# [EXERCISE INSTRUCTIONS]
Show all lines holding "title".

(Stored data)
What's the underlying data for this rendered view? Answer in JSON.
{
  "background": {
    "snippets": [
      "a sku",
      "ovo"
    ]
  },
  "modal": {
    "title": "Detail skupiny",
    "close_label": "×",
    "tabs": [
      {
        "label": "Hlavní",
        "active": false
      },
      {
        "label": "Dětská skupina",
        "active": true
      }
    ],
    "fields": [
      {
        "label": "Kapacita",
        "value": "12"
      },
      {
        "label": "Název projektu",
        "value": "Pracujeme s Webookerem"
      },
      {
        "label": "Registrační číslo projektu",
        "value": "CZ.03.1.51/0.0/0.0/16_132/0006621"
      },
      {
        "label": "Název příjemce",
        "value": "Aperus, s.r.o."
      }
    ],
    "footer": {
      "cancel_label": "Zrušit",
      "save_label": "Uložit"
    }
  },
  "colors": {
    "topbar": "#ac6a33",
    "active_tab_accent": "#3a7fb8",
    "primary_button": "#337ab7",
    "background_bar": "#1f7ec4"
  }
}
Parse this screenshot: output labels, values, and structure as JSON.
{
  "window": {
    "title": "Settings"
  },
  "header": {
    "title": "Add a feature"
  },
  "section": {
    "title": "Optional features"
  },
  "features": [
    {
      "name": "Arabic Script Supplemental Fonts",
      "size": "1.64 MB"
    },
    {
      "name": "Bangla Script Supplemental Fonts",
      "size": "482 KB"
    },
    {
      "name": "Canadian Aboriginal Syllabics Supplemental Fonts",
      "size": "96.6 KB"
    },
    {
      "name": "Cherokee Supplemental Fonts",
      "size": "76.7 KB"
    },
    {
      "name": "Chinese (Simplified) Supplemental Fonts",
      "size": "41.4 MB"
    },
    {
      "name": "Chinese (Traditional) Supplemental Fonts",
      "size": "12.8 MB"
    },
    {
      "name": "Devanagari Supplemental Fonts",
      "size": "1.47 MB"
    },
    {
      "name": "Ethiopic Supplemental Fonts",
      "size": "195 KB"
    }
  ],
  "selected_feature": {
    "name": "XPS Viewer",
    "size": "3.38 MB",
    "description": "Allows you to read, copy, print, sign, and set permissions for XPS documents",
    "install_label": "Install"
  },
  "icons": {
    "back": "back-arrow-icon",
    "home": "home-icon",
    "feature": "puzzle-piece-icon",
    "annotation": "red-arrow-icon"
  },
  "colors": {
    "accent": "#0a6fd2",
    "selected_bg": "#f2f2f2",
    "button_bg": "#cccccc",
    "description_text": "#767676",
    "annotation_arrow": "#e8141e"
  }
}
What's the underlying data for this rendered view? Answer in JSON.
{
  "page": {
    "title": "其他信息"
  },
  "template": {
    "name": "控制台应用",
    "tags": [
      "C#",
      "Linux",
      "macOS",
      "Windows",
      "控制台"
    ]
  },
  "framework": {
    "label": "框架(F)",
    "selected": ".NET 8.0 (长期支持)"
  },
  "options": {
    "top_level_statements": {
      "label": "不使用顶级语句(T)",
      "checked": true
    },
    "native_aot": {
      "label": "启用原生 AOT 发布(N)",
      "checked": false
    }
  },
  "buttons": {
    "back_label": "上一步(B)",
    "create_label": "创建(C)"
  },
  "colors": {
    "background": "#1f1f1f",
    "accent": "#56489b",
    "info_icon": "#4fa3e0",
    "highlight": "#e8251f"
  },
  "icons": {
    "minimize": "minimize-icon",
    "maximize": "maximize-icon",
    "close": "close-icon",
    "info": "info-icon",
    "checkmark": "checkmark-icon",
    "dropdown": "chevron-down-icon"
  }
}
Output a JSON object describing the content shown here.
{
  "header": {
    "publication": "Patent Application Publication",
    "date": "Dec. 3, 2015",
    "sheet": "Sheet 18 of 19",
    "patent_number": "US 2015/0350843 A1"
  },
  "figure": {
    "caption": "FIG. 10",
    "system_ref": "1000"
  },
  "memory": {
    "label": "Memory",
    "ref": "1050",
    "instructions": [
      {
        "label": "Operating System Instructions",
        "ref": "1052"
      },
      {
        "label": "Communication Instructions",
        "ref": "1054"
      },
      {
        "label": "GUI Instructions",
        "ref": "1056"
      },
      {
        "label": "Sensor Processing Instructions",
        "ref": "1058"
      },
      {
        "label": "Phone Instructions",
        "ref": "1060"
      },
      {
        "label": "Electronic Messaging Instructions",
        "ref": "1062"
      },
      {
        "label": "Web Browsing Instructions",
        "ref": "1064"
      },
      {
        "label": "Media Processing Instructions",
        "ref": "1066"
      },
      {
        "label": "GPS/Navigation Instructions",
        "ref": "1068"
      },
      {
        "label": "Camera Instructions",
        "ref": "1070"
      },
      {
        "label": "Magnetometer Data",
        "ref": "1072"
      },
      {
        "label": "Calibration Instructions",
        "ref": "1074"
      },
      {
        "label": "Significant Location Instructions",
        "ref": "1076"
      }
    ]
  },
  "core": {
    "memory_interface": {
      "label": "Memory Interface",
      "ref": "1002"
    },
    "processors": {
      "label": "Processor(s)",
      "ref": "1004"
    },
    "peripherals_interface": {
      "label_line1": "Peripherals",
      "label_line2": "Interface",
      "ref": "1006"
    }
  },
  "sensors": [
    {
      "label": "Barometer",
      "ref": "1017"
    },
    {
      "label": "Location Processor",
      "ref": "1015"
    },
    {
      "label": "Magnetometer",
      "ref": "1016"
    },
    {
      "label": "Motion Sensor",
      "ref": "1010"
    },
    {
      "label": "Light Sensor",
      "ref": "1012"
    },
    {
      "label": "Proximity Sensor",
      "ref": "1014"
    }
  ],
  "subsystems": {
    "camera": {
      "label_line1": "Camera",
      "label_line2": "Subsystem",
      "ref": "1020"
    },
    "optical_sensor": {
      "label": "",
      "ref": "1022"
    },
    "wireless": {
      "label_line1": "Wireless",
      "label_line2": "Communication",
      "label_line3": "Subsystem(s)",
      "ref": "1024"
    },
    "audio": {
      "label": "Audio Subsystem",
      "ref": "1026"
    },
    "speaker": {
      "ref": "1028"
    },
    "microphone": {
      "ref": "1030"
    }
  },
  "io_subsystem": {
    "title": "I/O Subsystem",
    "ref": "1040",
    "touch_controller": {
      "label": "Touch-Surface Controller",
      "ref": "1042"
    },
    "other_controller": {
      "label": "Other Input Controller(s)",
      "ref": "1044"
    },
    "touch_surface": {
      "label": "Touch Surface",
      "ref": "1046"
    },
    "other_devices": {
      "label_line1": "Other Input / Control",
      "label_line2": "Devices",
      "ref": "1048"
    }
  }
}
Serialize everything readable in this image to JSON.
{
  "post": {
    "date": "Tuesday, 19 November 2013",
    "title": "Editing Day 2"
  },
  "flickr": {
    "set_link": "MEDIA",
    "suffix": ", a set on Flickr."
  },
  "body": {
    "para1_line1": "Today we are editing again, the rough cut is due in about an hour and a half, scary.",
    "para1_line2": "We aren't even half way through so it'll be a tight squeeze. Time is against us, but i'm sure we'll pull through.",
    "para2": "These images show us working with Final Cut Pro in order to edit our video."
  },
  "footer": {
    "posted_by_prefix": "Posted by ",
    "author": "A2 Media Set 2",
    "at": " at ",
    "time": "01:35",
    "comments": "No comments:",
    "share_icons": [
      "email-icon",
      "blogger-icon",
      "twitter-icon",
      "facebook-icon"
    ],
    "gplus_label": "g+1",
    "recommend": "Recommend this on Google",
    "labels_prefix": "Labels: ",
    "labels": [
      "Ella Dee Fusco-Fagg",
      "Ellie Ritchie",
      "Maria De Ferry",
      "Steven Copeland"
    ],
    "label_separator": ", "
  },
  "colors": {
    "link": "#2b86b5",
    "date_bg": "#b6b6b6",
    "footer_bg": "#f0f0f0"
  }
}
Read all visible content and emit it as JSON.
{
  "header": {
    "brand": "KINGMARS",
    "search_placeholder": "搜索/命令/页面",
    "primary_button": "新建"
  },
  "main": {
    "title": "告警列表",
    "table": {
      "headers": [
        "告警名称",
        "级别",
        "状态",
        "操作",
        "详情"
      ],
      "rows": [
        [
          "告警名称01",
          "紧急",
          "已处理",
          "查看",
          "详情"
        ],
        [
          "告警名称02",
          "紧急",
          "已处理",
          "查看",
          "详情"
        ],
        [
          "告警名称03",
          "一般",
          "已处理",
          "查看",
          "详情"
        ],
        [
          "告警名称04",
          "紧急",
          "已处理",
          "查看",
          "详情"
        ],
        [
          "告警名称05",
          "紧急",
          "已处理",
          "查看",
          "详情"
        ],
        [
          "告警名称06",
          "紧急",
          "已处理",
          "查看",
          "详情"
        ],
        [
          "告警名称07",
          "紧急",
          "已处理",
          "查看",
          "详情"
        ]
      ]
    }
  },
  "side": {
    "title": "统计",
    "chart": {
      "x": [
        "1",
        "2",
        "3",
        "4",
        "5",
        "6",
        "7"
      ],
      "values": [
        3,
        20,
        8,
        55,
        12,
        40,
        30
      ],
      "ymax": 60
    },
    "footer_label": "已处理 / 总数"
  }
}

# [EXERCISE RESULT]
    "title": "Detail skupiny",
    "title": "Settings"
    "title": "Add a feature"
    "title": "Optional features"
    "title": "其他信息"
    "title": "I/O Subsystem",
    "title": "Editing Day 2"
    "title": "告警列表",
    "title": "统计",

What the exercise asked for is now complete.